→ **TASK**:
Copy every line, unchanged, from the line containing "463, 427, 583]" through the last line of the entries, including both of those lines.

→ **EXTRACTED ENTRIES**:
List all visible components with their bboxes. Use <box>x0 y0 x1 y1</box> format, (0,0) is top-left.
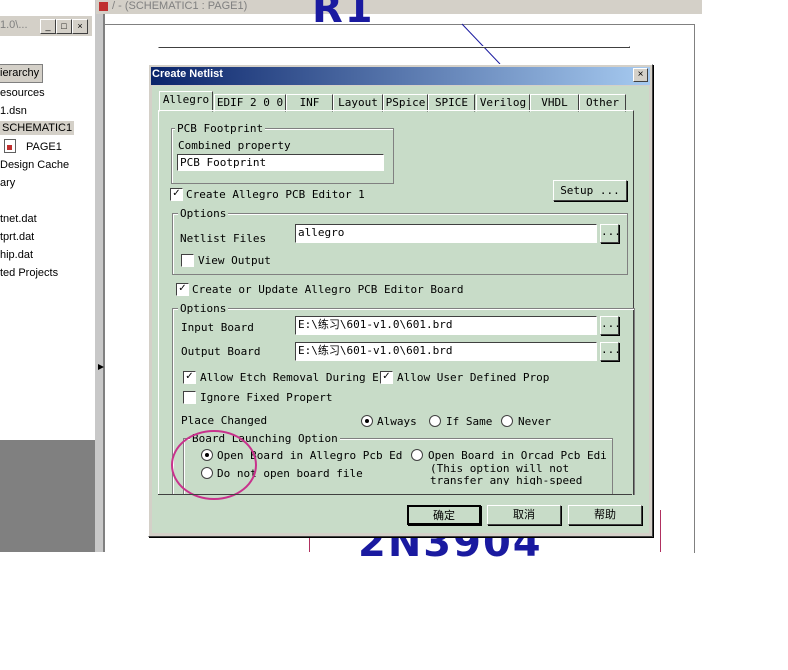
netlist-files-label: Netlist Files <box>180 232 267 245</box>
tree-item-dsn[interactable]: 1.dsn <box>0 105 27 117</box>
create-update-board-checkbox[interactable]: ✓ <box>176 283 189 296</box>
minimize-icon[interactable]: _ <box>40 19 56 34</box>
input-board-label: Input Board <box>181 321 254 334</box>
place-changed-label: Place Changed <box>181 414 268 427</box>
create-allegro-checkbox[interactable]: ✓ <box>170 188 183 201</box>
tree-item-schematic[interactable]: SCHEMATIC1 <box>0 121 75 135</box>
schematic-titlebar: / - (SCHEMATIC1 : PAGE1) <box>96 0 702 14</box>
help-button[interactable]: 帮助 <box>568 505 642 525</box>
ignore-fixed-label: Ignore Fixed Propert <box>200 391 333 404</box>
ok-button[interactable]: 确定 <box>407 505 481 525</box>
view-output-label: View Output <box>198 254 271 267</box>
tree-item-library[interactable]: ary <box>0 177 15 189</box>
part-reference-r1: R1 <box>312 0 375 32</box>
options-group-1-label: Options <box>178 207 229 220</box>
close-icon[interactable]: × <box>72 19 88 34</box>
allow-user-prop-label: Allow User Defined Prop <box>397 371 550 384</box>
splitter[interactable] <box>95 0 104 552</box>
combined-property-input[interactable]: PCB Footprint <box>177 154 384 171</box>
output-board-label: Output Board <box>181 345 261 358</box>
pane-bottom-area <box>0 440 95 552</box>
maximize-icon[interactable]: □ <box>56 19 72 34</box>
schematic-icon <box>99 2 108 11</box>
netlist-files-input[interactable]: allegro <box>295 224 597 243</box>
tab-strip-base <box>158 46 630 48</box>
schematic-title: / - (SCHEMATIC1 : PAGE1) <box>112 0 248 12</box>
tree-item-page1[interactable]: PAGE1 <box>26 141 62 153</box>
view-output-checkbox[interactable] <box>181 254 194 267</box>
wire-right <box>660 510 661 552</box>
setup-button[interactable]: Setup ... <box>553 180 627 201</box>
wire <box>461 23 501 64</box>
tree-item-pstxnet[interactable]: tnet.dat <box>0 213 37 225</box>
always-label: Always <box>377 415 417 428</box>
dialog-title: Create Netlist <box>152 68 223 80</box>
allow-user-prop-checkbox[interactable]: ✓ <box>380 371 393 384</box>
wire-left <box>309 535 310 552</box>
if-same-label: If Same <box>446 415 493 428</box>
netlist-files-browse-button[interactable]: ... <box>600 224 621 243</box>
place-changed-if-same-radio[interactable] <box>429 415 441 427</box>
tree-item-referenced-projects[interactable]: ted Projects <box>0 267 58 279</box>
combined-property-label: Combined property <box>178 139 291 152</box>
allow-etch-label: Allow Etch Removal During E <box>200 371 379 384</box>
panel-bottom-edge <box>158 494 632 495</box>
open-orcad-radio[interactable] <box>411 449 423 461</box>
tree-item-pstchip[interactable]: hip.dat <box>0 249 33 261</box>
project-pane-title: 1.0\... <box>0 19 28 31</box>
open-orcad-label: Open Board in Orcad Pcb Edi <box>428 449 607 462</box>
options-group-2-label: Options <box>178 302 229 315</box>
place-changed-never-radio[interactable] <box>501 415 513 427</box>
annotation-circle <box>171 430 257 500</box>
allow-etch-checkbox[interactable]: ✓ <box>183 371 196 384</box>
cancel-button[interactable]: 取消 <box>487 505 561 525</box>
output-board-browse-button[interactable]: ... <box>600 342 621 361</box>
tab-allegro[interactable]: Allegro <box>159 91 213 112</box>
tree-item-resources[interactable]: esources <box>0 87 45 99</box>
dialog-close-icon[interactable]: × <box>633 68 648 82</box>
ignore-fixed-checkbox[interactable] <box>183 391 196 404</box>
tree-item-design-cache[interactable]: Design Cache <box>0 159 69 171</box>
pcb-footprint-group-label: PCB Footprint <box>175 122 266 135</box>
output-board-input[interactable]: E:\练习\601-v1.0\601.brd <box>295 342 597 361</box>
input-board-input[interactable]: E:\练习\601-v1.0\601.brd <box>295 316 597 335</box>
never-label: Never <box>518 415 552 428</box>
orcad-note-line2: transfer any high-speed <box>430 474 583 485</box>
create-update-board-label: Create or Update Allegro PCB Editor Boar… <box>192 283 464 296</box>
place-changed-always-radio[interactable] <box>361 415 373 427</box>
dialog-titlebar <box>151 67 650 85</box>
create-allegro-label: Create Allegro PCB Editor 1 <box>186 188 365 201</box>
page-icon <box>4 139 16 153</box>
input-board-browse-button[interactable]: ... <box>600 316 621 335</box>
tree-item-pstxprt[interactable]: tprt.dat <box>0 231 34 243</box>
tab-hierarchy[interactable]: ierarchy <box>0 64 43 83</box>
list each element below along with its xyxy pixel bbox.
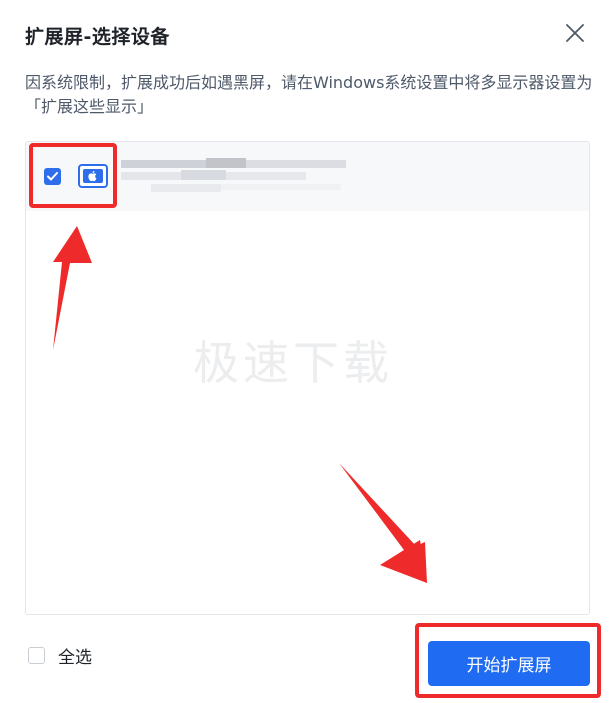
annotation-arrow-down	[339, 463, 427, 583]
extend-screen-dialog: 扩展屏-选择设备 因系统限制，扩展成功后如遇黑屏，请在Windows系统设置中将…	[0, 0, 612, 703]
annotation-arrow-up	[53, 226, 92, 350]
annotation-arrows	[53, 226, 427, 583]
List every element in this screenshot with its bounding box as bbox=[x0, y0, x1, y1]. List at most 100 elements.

→ **RESULT**:
annotation-arrow-down	[339, 463, 427, 583]
extend-screen-dialog: 扩展屏-选择设备 因系统限制，扩展成功后如遇黑屏，请在Windows系统设置中将…	[0, 0, 612, 703]
annotation-arrow-up	[53, 226, 92, 350]
annotation-arrows	[53, 226, 427, 583]
List every element in this screenshot with its bounding box as bbox=[x0, y0, x1, y1]. List at most 100 elements.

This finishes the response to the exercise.